> Given instruction
From the listing below, pull out every line where the string "this" appears.
>> Begin Input material
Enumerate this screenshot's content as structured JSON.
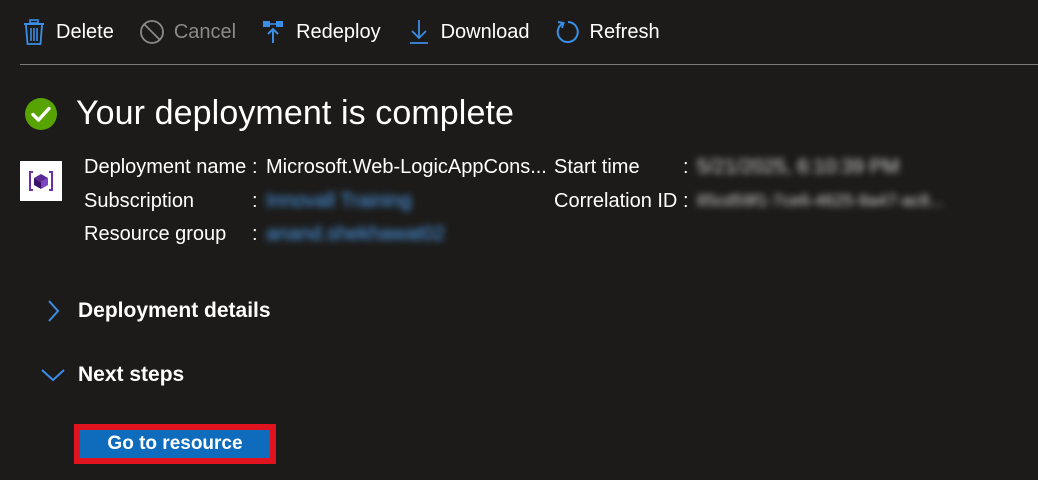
{
  "toolbar": {
    "delete_label": "Delete",
    "cancel_label": "Cancel",
    "redeploy_label": "Redeploy",
    "download_label": "Download",
    "refresh_label": "Refresh"
  },
  "header": {
    "title": "Your deployment is complete"
  },
  "details": {
    "deployment_name_key": "Deployment name",
    "deployment_name_value": "Microsoft.Web-LogicAppCons...",
    "subscription_key": "Subscription",
    "subscription_value": "Innovall Training",
    "resource_group_key": "Resource group",
    "resource_group_value": "anand.shekhawat02",
    "start_time_key": "Start time",
    "start_time_value": "5/21/2025, 6:10:39 PM",
    "correlation_id_key": "Correlation ID",
    "correlation_id_value": "85cd59f1-7ce6-4625-9a47-ac8...",
    "colon": ":"
  },
  "sections": {
    "deployment_details": "Deployment details",
    "next_steps": "Next steps"
  },
  "actions": {
    "go_to_resource": "Go to resource"
  },
  "colors": {
    "background": "#1c1b1a",
    "accent_blue": "#0f6cbd",
    "link_blue": "#4ea1f3",
    "success_green": "#57a300",
    "highlight_red": "#e0141e"
  },
  "icons": {
    "delete": "trash-icon",
    "cancel": "cancel-icon",
    "redeploy": "redeploy-icon",
    "download": "download-icon",
    "refresh": "refresh-icon",
    "status": "check-circle-icon",
    "resource": "resource-group-icon"
  }
}
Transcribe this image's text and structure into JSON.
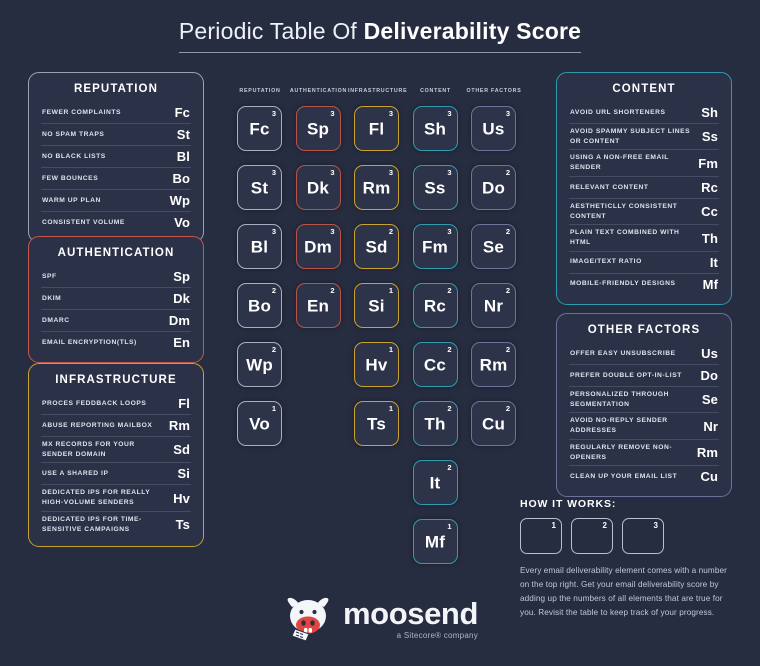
{
  "title": {
    "prefix": "Periodic Table Of ",
    "emphasis": "Deliverability Score"
  },
  "panels": {
    "reputation": {
      "title": "REPUTATION",
      "accent": "#9aa2b8",
      "rows": [
        {
          "label": "FEWER COMPLAINTS",
          "symbol": "Fc"
        },
        {
          "label": "NO SPAM TRAPS",
          "symbol": "St"
        },
        {
          "label": "NO BLACK LISTS",
          "symbol": "Bl"
        },
        {
          "label": "FEW BOUNCES",
          "symbol": "Bo"
        },
        {
          "label": "WARM UP PLAN",
          "symbol": "Wp"
        },
        {
          "label": "CONSISTENT VOLUME",
          "symbol": "Vo"
        }
      ]
    },
    "authentication": {
      "title": "AUTHENTICATION",
      "accent": "#c4564c",
      "rows": [
        {
          "label": "SPF",
          "symbol": "Sp"
        },
        {
          "label": "DKIM",
          "symbol": "Dk"
        },
        {
          "label": "DMARC",
          "symbol": "Dm"
        },
        {
          "label": "EMAIL ENCRYPTION(TLS)",
          "symbol": "En"
        }
      ]
    },
    "infrastructure": {
      "title": "INFRASTRUCTURE",
      "accent": "#c8a02e",
      "rows": [
        {
          "label": "PROCES FEDDBACK LOOPS",
          "symbol": "Fl"
        },
        {
          "label": "ABUSE REPORTING MAILBOX",
          "symbol": "Rm"
        },
        {
          "label": "MX RECORDS FOR YOUR SENDER DOMAIN",
          "symbol": "Sd"
        },
        {
          "label": "USE A SHARED IP",
          "symbol": "Si"
        },
        {
          "label": "DEDICATED IPS FOR REALLY HIGH-VOLUME SENDERS",
          "symbol": "Hv"
        },
        {
          "label": "DEDICATED IPS FOR TIME-SENSITIVE CAMPAIGNS",
          "symbol": "Ts"
        }
      ]
    },
    "content": {
      "title": "CONTENT",
      "accent": "#2e9aad",
      "rows": [
        {
          "label": "AVOID URL SHORTENERS",
          "symbol": "Sh"
        },
        {
          "label": "AVOID SPAMMY SUBJECT LINES OR CONTENT",
          "symbol": "Ss"
        },
        {
          "label": "USING A NON-FREE EMAIL SENDER",
          "symbol": "Fm"
        },
        {
          "label": "RELEVANT CONTENT",
          "symbol": "Rc"
        },
        {
          "label": "AESTHETICLLY CONSISTENT CONTENT",
          "symbol": "Cc"
        },
        {
          "label": "PLAIN TEXT COMBINED WITH HTML",
          "symbol": "Th"
        },
        {
          "label": "IMAGE/TEXT RATIO",
          "symbol": "It"
        },
        {
          "label": "MOBILE-FRIENDLY DESIGNS",
          "symbol": "Mf"
        }
      ]
    },
    "other_factors": {
      "title": "OTHER FACTORS",
      "accent": "#6f6f9b",
      "rows": [
        {
          "label": "OFFER EASY UNSUBSCRIBE",
          "symbol": "Us"
        },
        {
          "label": "PREFER DOUBLE OPT-IN-LIST",
          "symbol": "Do"
        },
        {
          "label": "PERSONALIZED THROUGH SEGMENTATION",
          "symbol": "Se"
        },
        {
          "label": "AVOID NO-REPLY SENDER ADDRESSES",
          "symbol": "Nr"
        },
        {
          "label": "REGULARLY REMOVE NON-OPENERS",
          "symbol": "Rm"
        },
        {
          "label": "CLEAN UP YOUR EMAIL LIST",
          "symbol": "Cu"
        }
      ]
    }
  },
  "periodic_table": {
    "columns": [
      {
        "header": "REPUTATION",
        "key": "rep",
        "accent": "#a8afc3",
        "tiles": [
          {
            "symbol": "Fc",
            "score": "3"
          },
          {
            "symbol": "St",
            "score": "3"
          },
          {
            "symbol": "Bl",
            "score": "3"
          },
          {
            "symbol": "Bo",
            "score": "2"
          },
          {
            "symbol": "Wp",
            "score": "2"
          },
          {
            "symbol": "Vo",
            "score": "1"
          }
        ]
      },
      {
        "header": "AUTHENTICATION",
        "key": "auth",
        "accent": "#b8554b",
        "tiles": [
          {
            "symbol": "Sp",
            "score": "3"
          },
          {
            "symbol": "Dk",
            "score": "3"
          },
          {
            "symbol": "Dm",
            "score": "3"
          },
          {
            "symbol": "En",
            "score": "2"
          }
        ]
      },
      {
        "header": "INFRASTRUCTURE",
        "key": "inf",
        "accent": "#c9a22f",
        "tiles": [
          {
            "symbol": "Fl",
            "score": "3"
          },
          {
            "symbol": "Rm",
            "score": "3"
          },
          {
            "symbol": "Sd",
            "score": "2"
          },
          {
            "symbol": "Si",
            "score": "1"
          },
          {
            "symbol": "Hv",
            "score": "1"
          },
          {
            "symbol": "Ts",
            "score": "1"
          }
        ]
      },
      {
        "header": "CONTENT",
        "key": "con",
        "accent": "#2f9cb0",
        "tiles": [
          {
            "symbol": "Sh",
            "score": "3"
          },
          {
            "symbol": "Ss",
            "score": "3"
          },
          {
            "symbol": "Fm",
            "score": "3"
          },
          {
            "symbol": "Rc",
            "score": "2"
          },
          {
            "symbol": "Cc",
            "score": "2"
          },
          {
            "symbol": "Th",
            "score": "2"
          },
          {
            "symbol": "It",
            "score": "2"
          },
          {
            "symbol": "Mf",
            "score": "1"
          }
        ]
      },
      {
        "header": "OTHER FACTORS",
        "key": "oth",
        "accent": "#72719d",
        "tiles": [
          {
            "symbol": "Us",
            "score": "3"
          },
          {
            "symbol": "Do",
            "score": "2"
          },
          {
            "symbol": "Se",
            "score": "2"
          },
          {
            "symbol": "Nr",
            "score": "2"
          },
          {
            "symbol": "Rm",
            "score": "2"
          },
          {
            "symbol": "Cu",
            "score": "2"
          }
        ]
      }
    ]
  },
  "how_it_works": {
    "title": "HOW IT WORKS:",
    "boxes": [
      "1",
      "2",
      "3"
    ],
    "description": "Every email deliverability element comes with a number on the top right. Get your email deliverability score by adding up the numbers of all elements that are true for you. Revisit the table to keep track of your progress."
  },
  "logo": {
    "name": "moosend",
    "tagline": "a Sitecore® company"
  },
  "theme": {
    "background": "#272d40",
    "panel_fill": "#2b3146",
    "tile_fill": "#2d3348"
  }
}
>> End Input material
> Solution to the problem
Enumerate this screenshot's content as structured JSON.
Transcribe this image's text and structure into JSON.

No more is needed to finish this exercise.